[Document excerpt]:
* * * * * * * * *

Hey Tess!

Great to see your name cropping up after too long an absence. Are you 
still driving the Panzer wagon or have you seen the light and moved back 
to Alfas? :-) Whatever, it's good to see that you're still around and 
toying with car things. The digest has thinned out somewhat but your 
question sure did bring some of the contributors from the early days, 
out of the woodwork. Wonder where the king of spelling improvisation 
Doug Sedon is? I'm still a GTV fanatic but have a 2004 Alfa GT 3.2 V6 as 
a daily driver - it's a blast.

Cooling in early cars such as the 1928 Rugby I bought for $65 while a 
student in the late 60s, had a radiator with a cap right at the top so 
it could be accessed without lifting the hood. That was just filled with 
water but in these parts one always added something like Bar's Leaks or 
Repco irontite Sealer to prevent what else but leaks, and to keep 
temperatures down. In all the time I had with that car, it didn't 
overheat once. That car was manufactured by Durant (later GM) and was 
right hand drive. I used to see cars chucking out boiling water and 
steam quite regularly and if someone was crazy enough to open take the 
radiator cap off, there'd be a mass of scalding steam and hot water 
erupting. It was no secret that you either waited till the thing cooled 
down to open the radiator cap or if in a hurry, used a substantial rag 
or towel folded many times to cover the cap so the hot fluids didn't go 
everywhere.Yes, people did get hot water over themselves. In the sealed 
systems we have now this is a rare occurrence but can happen for example 
when the fan v-belt breaks or flies off because someone is experimenting 
on a racetrack  running without an alternator  to keep the belt 
tensioned. Ask me how I know!

* * * * * * * * *

[Exercise task 1]: Please copy out the rows of the dataset again, starting at the line containing "leader-dots xyxy=(964,248,1282,286)" and running through the line containing "row-label: Collected by Misses A. Weir", with both of those lines included.

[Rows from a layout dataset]
* * * * * * * * *

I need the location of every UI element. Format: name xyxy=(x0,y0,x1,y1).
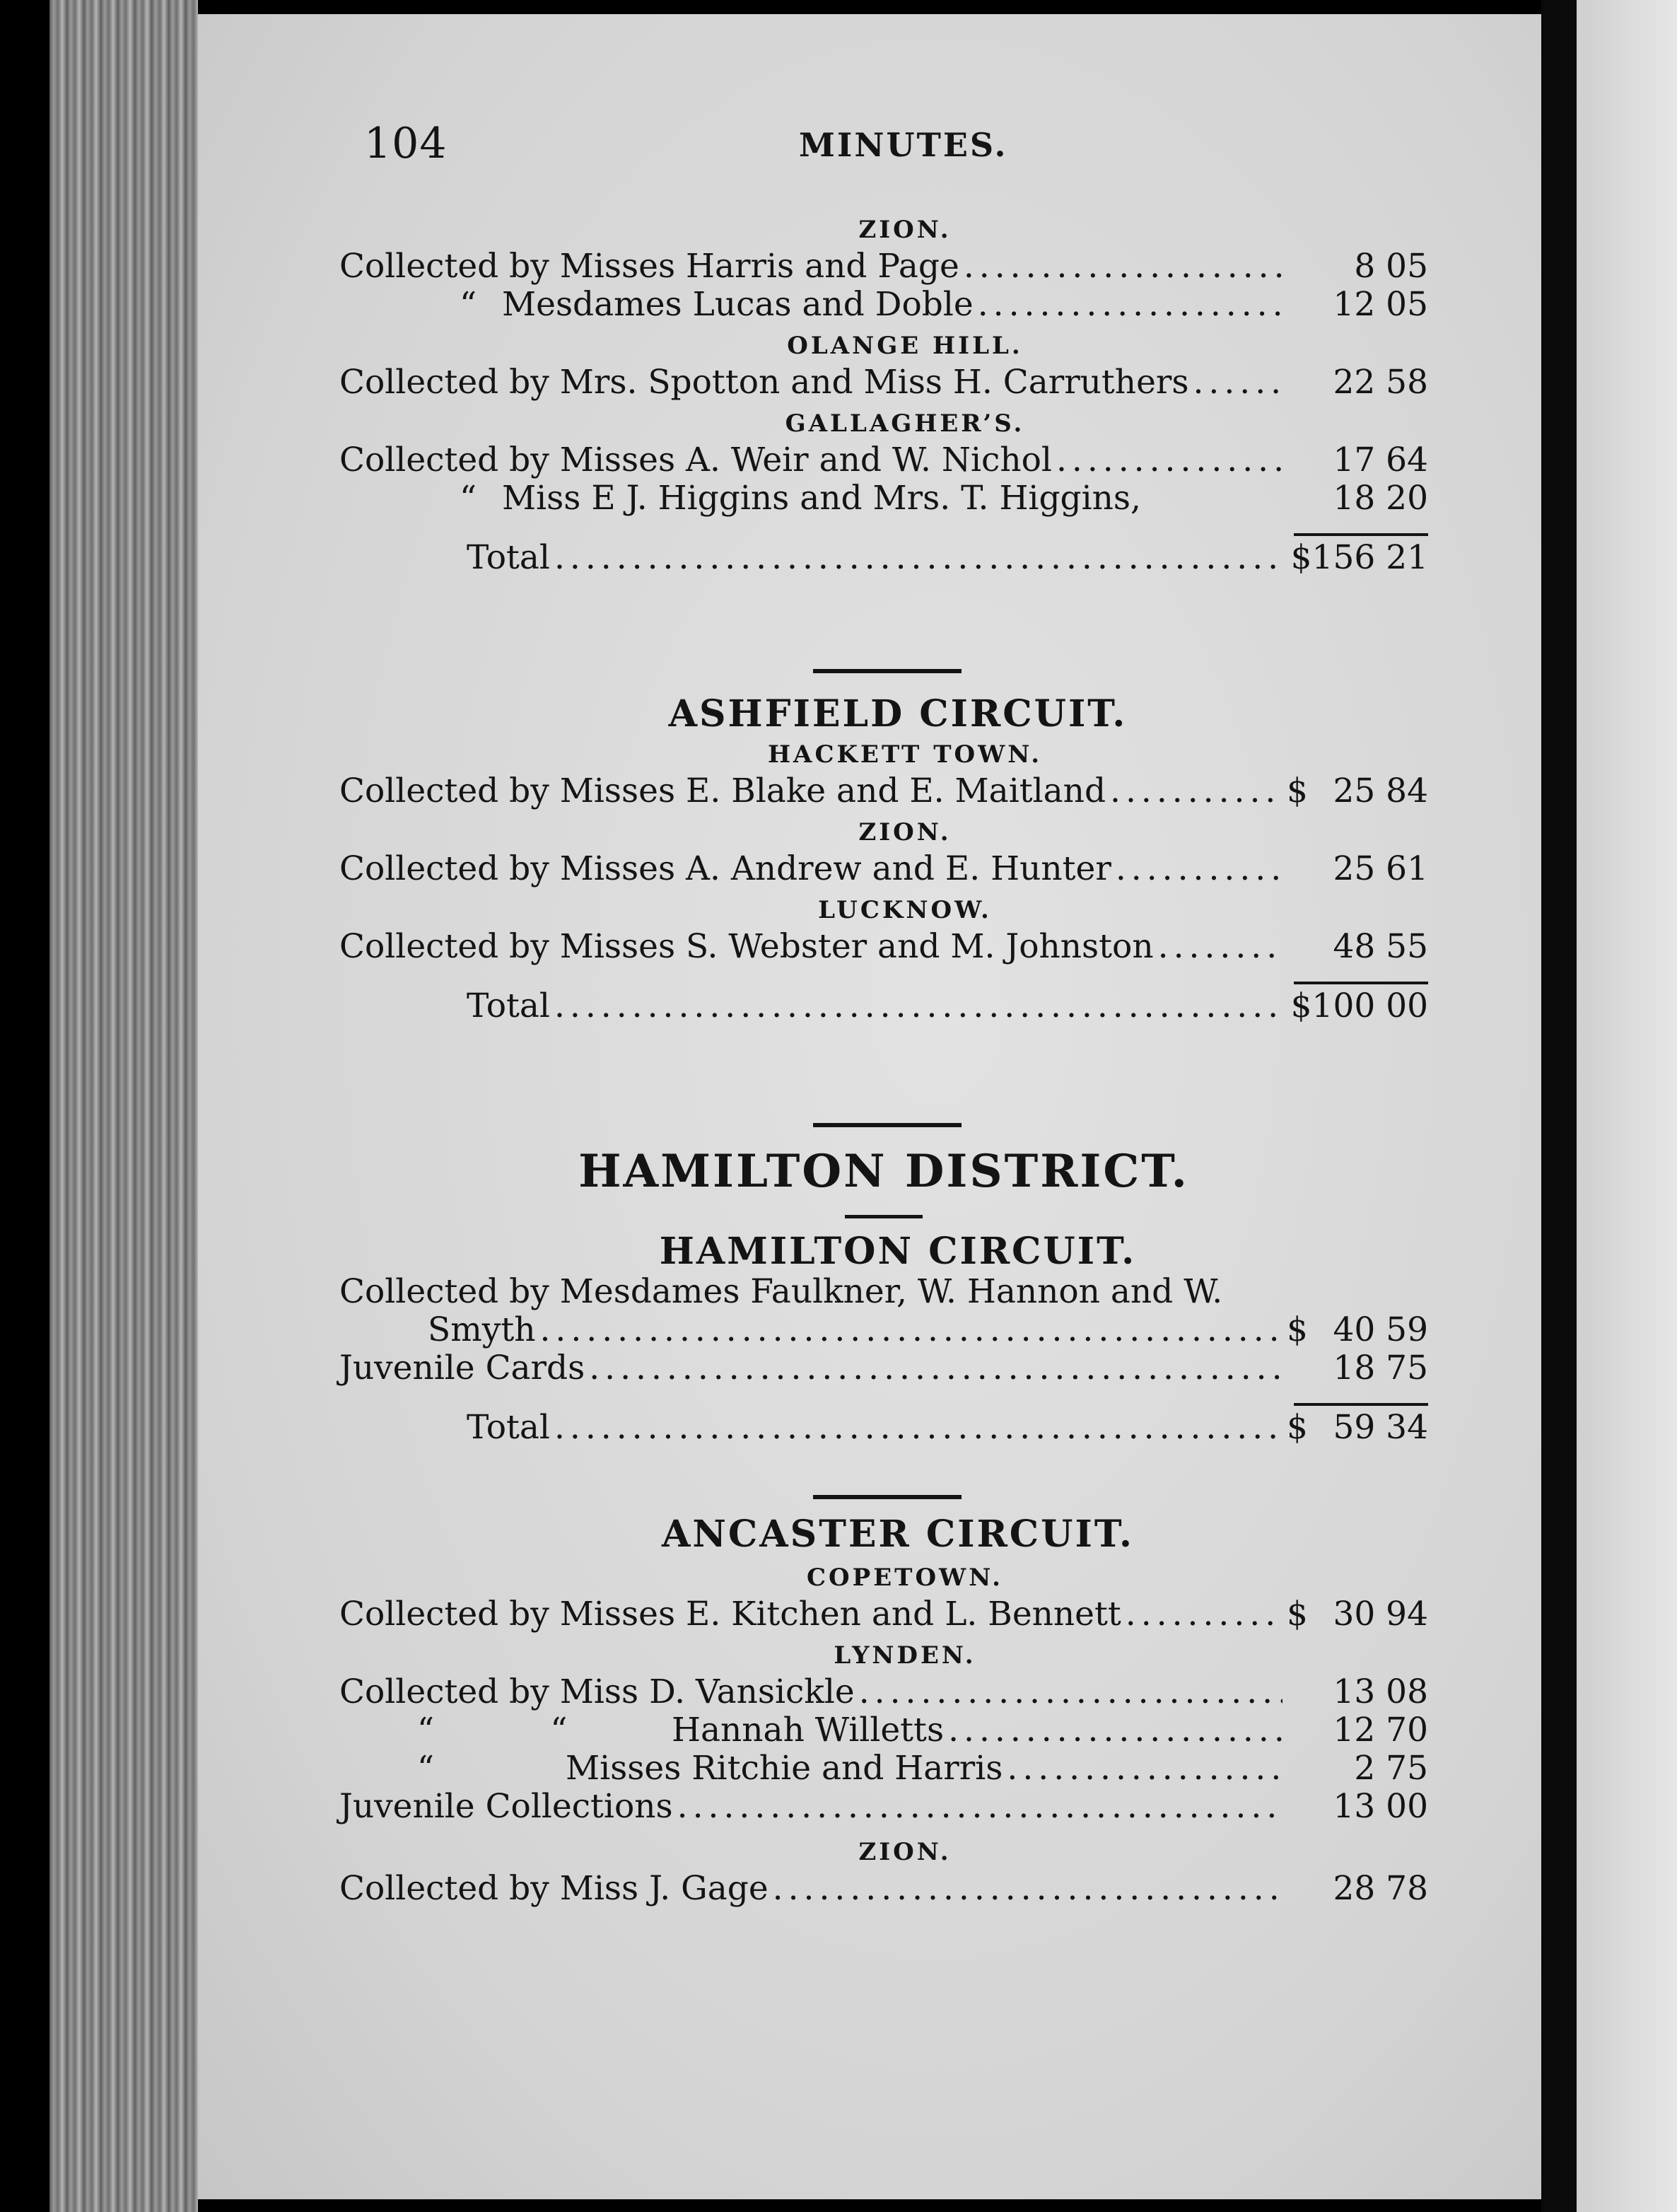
leader-dots xyxy=(964,248,1282,286)
ditto-mark: “ xyxy=(460,285,477,324)
row-amount: 13 00 xyxy=(1333,1787,1428,1826)
leader-dots xyxy=(773,1870,1282,1908)
row-amount: 18 20 xyxy=(1333,479,1428,518)
page-number: 104 xyxy=(364,119,448,168)
row-label: Collected by Misses A. Andrew and E. Hunter xyxy=(339,849,1111,888)
row-label: Collected by Mesdames Faulkner, W. Hannon and W. xyxy=(339,1272,1223,1311)
facing-page-edge xyxy=(1577,0,1677,2212)
section-rule xyxy=(845,1215,923,1218)
section-rule xyxy=(813,1495,962,1499)
collection-row xyxy=(339,772,1428,810)
section-heading: LUCKNOW. xyxy=(818,896,992,924)
book-gutter xyxy=(1541,0,1577,2212)
collection-row xyxy=(339,1595,1428,1634)
leader-dots xyxy=(1158,928,1282,966)
row-amount: 13 08 xyxy=(1333,1672,1428,1711)
collection-row xyxy=(339,1750,1428,1788)
row-label: Collected by Misses A. Weir and W. Nichol xyxy=(339,441,1052,479)
row-label: Collected by Miss D. Vansickle xyxy=(339,1672,855,1711)
book-binding-edge xyxy=(49,0,198,2212)
circuit-title: ANCASTER CIRCUIT. xyxy=(662,1513,1134,1556)
row-amount: 12 70 xyxy=(1333,1711,1428,1750)
leader-dots xyxy=(1007,1750,1282,1788)
section-heading: GALLAGHER’S. xyxy=(785,409,1025,438)
row-amount: 12 05 xyxy=(1333,285,1428,324)
total-row xyxy=(339,539,1428,577)
row-label: Misses Ritchie and Harris xyxy=(566,1749,1003,1788)
row-amount: 18 75 xyxy=(1333,1349,1428,1387)
leader-dots xyxy=(859,1673,1282,1711)
collection-row xyxy=(339,441,1428,479)
total-label: Total xyxy=(467,1408,550,1447)
circuit-title: HAMILTON CIRCUIT. xyxy=(659,1230,1137,1273)
section-heading: OLANGE HILL. xyxy=(787,332,1023,360)
collection-row xyxy=(339,479,1428,518)
collection-row xyxy=(339,1349,1428,1387)
row-amount: 25 61 xyxy=(1333,849,1428,888)
row-label: Collected by Misses E. Blake and E. Maitland xyxy=(339,772,1106,810)
collection-row xyxy=(339,850,1428,888)
row-label: Collected by Mrs. Spotton and Miss H. Carruthers xyxy=(339,363,1189,402)
row-label: Collected by Miss J. Gage xyxy=(339,1869,769,1908)
leader-dots xyxy=(948,1711,1282,1750)
hamilton-circuit xyxy=(339,1230,1428,1447)
row-amount: 30 94 xyxy=(1333,1595,1428,1634)
district-title: HAMILTON DISTRICT. xyxy=(578,1145,1189,1198)
ditto-mark: “ xyxy=(460,479,477,518)
leader-dots xyxy=(554,987,1282,1025)
leader-dots xyxy=(1126,1595,1282,1634)
leader-dots xyxy=(1116,850,1282,888)
section-heading: ZION. xyxy=(858,1838,952,1866)
row-amount: 2 75 xyxy=(1354,1749,1428,1788)
row-label: Smyth xyxy=(428,1310,536,1349)
dollar-sign: $ xyxy=(1287,772,1308,810)
ditto-mark: “ “ xyxy=(417,1711,568,1750)
row-amount: 22 58 xyxy=(1333,363,1428,402)
section-heading: LYNDEN. xyxy=(834,1641,976,1670)
ditto-mark: “ xyxy=(417,1749,435,1788)
section-heading: ZION. xyxy=(858,818,952,846)
collection-row xyxy=(339,1788,1428,1826)
row-amount: 40 59 xyxy=(1333,1310,1428,1349)
section-heading: COPETOWN. xyxy=(806,1564,1003,1592)
leader-dots xyxy=(978,286,1282,324)
ashfield-circuit xyxy=(339,693,1428,1025)
row-label: Juvenile Cards xyxy=(339,1349,585,1387)
total-row xyxy=(339,1409,1428,1447)
row-label: Collected by Misses S. Webster and M. Johnston xyxy=(339,927,1154,966)
leader-dots xyxy=(554,1409,1282,1447)
collection-row xyxy=(339,286,1428,324)
row-label: Collected by Misses E. Kitchen and L. Bennett xyxy=(339,1595,1121,1634)
section-rule xyxy=(813,669,962,673)
leader-dots xyxy=(554,539,1282,577)
running-title: MINUTES. xyxy=(799,126,1008,164)
row-label: Hannah Willetts xyxy=(672,1711,945,1750)
row-amount: 28 78 xyxy=(1333,1869,1428,1908)
collection-row xyxy=(339,248,1428,286)
ancaster-circuit xyxy=(339,1513,1428,1908)
leader-dots xyxy=(539,1311,1282,1349)
leader-dots xyxy=(1056,441,1282,479)
section-heading: ZION. xyxy=(858,216,952,244)
section-heading: HACKETT TOWN. xyxy=(767,740,1043,769)
row-label: Juvenile Collections xyxy=(339,1787,673,1826)
total-label: Total xyxy=(467,538,550,577)
collection-row xyxy=(339,1673,1428,1711)
total-label: Total xyxy=(467,986,550,1025)
collection-row xyxy=(339,1711,1428,1750)
row-amount: 8 05 xyxy=(1354,247,1428,286)
collection-row xyxy=(339,928,1428,966)
collection-row xyxy=(339,1273,1428,1311)
top-collections xyxy=(339,212,1428,577)
row-amount: 25 84 xyxy=(1333,772,1428,810)
total-amount: $100 00 xyxy=(1290,986,1428,1025)
total-amount: 59 34 xyxy=(1333,1408,1428,1447)
collection-row xyxy=(339,363,1428,402)
hamilton-district xyxy=(339,1146,1428,1198)
row-amount: 17 64 xyxy=(1333,441,1428,479)
row-label: Mesdames Lucas and Doble xyxy=(502,285,974,324)
dollar-sign: $ xyxy=(1287,1595,1308,1634)
leader-dots xyxy=(677,1788,1282,1826)
collection-row xyxy=(339,1870,1428,1908)
collection-row-continued xyxy=(339,1311,1428,1349)
leader-dots xyxy=(1110,772,1282,810)
row-label: Miss E J. Higgins and Mrs. T. Higgins, xyxy=(502,479,1141,518)
dollar-sign: $ xyxy=(1287,1310,1308,1349)
leader-dots xyxy=(589,1349,1282,1387)
total-amount: $156 21 xyxy=(1290,538,1428,577)
leader-dots xyxy=(1193,363,1282,402)
row-amount: 48 55 xyxy=(1333,927,1428,966)
total-row xyxy=(339,987,1428,1025)
section-rule xyxy=(813,1123,962,1127)
row-label: Collected by Misses Harris and Page xyxy=(339,247,959,286)
circuit-title: ASHFIELD CIRCUIT. xyxy=(668,692,1128,735)
dollar-sign: $ xyxy=(1287,1408,1308,1447)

* * * * * * * * *

[Exercise task 2]: Carry on the message about radiator cooling in old cars from its last sentence.

[Written response 1]:
leader-dots xyxy=(964,248,1282,286)
ditto-mark: “ xyxy=(460,285,477,324)
row-amount: 13 00 xyxy=(1333,1787,1428,1826)
leader-dots xyxy=(773,1870,1282,1908)
row-amount: 18 20 xyxy=(1333,479,1428,518)
page-number: 104 xyxy=(364,119,448,168)
row-label: Collected by Misses A. Andrew and E. Hunter xyxy=(339,849,1111,888)
row-label: Collected by Mesdames Faulkner, W. Hannon and W. xyxy=(339,1272,1223,1311)
facing-page-edge xyxy=(1577,0,1677,2212)
section-rule xyxy=(845,1215,923,1218)
section-rule xyxy=(813,1495,962,1499)
collection-row xyxy=(339,772,1428,810)
section-heading: LUCKNOW. xyxy=(818,896,992,924)
book-gutter xyxy=(1541,0,1577,2212)
collection-row xyxy=(339,1595,1428,1634)
leader-dots xyxy=(1158,928,1282,966)
row-amount: 13 08 xyxy=(1333,1672,1428,1711)
collection-row xyxy=(339,1750,1428,1788)
row-label: Collected by Misses A. Weir and W. Nichol xyxy=(339,441,1052,479)

[Written response 2]:
(The first sealed cooling system I had experience with was in my first 
Alfa, a 1969 1750 GT Veloce. Before that all the cars I came across had 
"open" systems with an overflow pipe that exited from the filler neck to 
somewhere alongside the radiator so expansion was taken care of by 
simply losing water onto the road so pressure did not build up. I 
believe that some cars had an expansion bottle from which the coolant 
would be sucked back into the system.)

Regards Tess and ciao tutti!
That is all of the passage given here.